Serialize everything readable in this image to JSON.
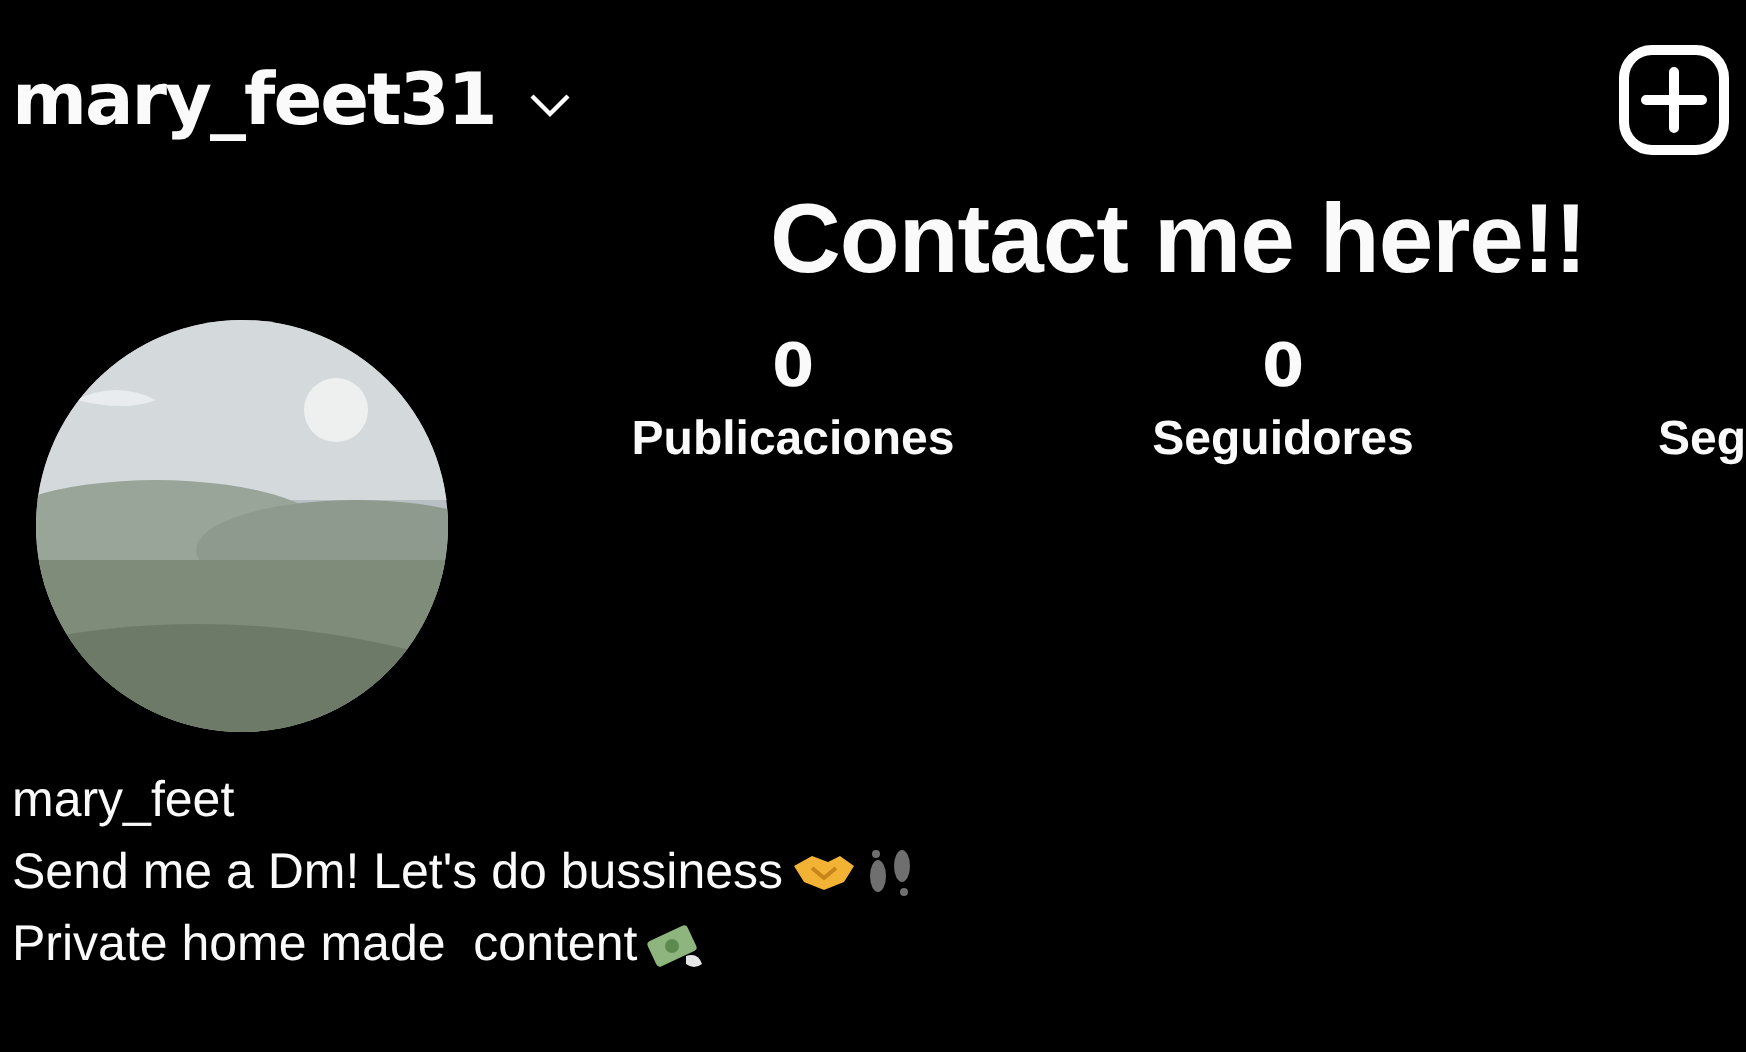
{
  "header": {
    "username": "mary_feet31"
  },
  "banner": "Contact me here!!",
  "stats": [
    {
      "count": "0",
      "label": "Publicaciones"
    },
    {
      "count": "0",
      "label": "Seguidores"
    },
    {
      "label": "Seg"
    }
  ],
  "bio": {
    "name": "mary_feet",
    "lines": [
      "Send me a Dm! Let's do bussiness",
      "Private home made  content"
    ]
  }
}
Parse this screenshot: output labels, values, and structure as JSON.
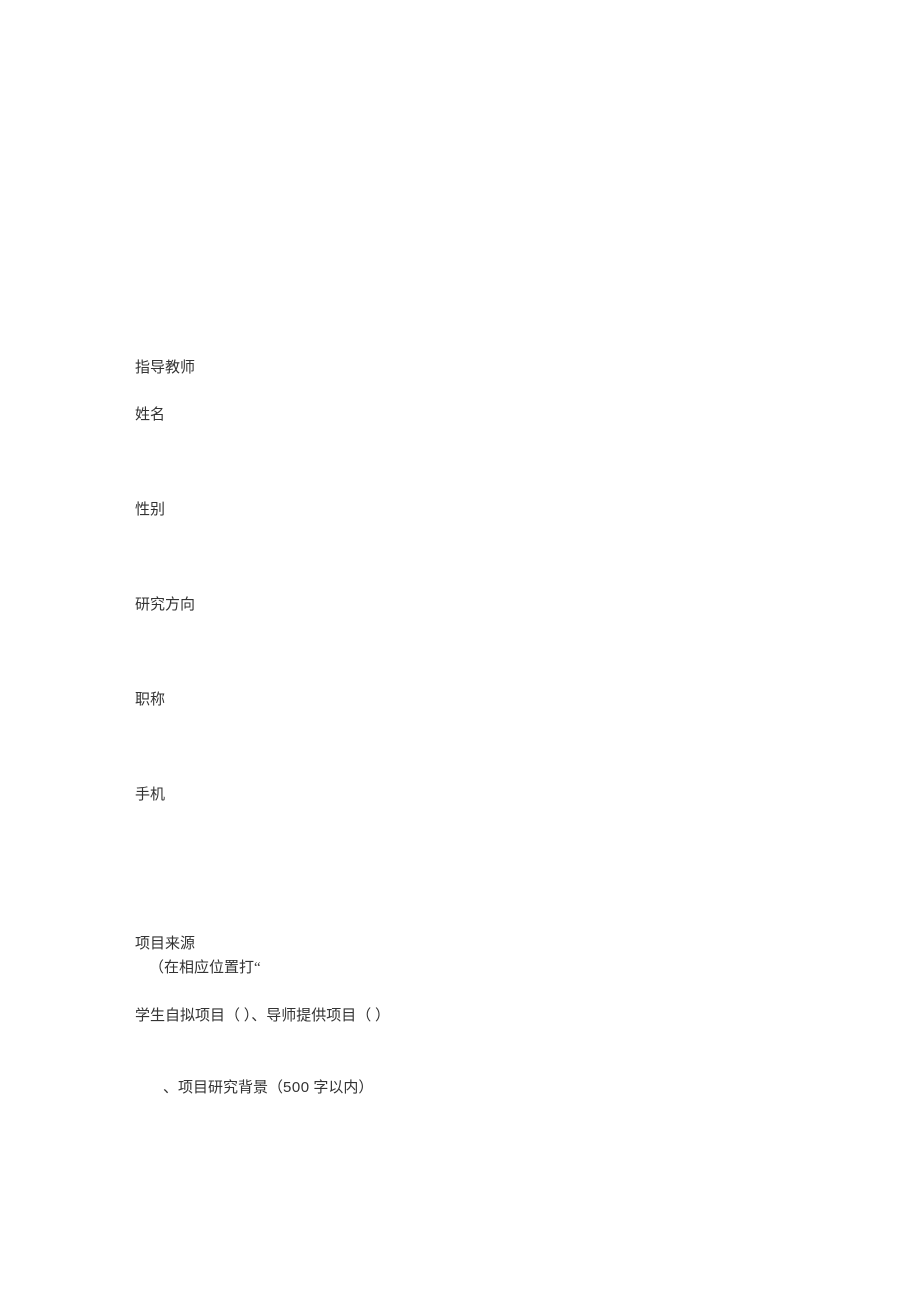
{
  "advisor_section_label": "指导教师",
  "fields": {
    "name": "姓名",
    "gender": "性别",
    "research_direction": "研究方向",
    "title": "职称",
    "phone": "手机"
  },
  "project_source": {
    "label": "项目来源",
    "note_prefix": "（在相应位置打",
    "note_quote": "“",
    "options_text_1": "学生自拟项目（ ）、导师提供项目（ ）"
  },
  "background_section": {
    "bullet": "、",
    "label_prefix": "项目研究背景（",
    "word_limit": "500",
    "label_suffix": "字以内）"
  }
}
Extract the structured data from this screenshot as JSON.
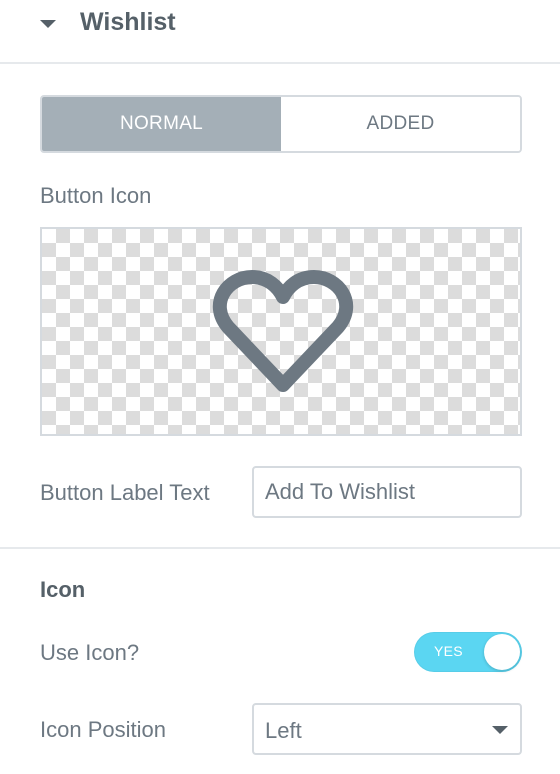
{
  "section": {
    "title": "Wishlist",
    "caret_icon": "caret-down-icon"
  },
  "tabs": [
    {
      "label": "NORMAL",
      "active": true
    },
    {
      "label": "ADDED",
      "active": false
    }
  ],
  "button_icon": {
    "label": "Button Icon",
    "icon": "heart-outline-icon",
    "icon_color": "#6d7882"
  },
  "button_label_text": {
    "label": "Button Label Text",
    "value": "Add To Wishlist"
  },
  "icon_section": {
    "heading": "Icon",
    "use_icon": {
      "label": "Use Icon?",
      "toggle_text": "YES",
      "on": true,
      "color": "#5bd6f2"
    },
    "icon_position": {
      "label": "Icon Position",
      "value": "Left"
    }
  }
}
= = =
:: Task objective ::
In the records above, locate the lines holding the word "this". Copy each of them.

:: Worked solution ::
Serialize everything readable in this image to JSON.
Parse this screenshot: output labels, values, and structure as JSON.
Extract the structured data from this screenshot as JSON.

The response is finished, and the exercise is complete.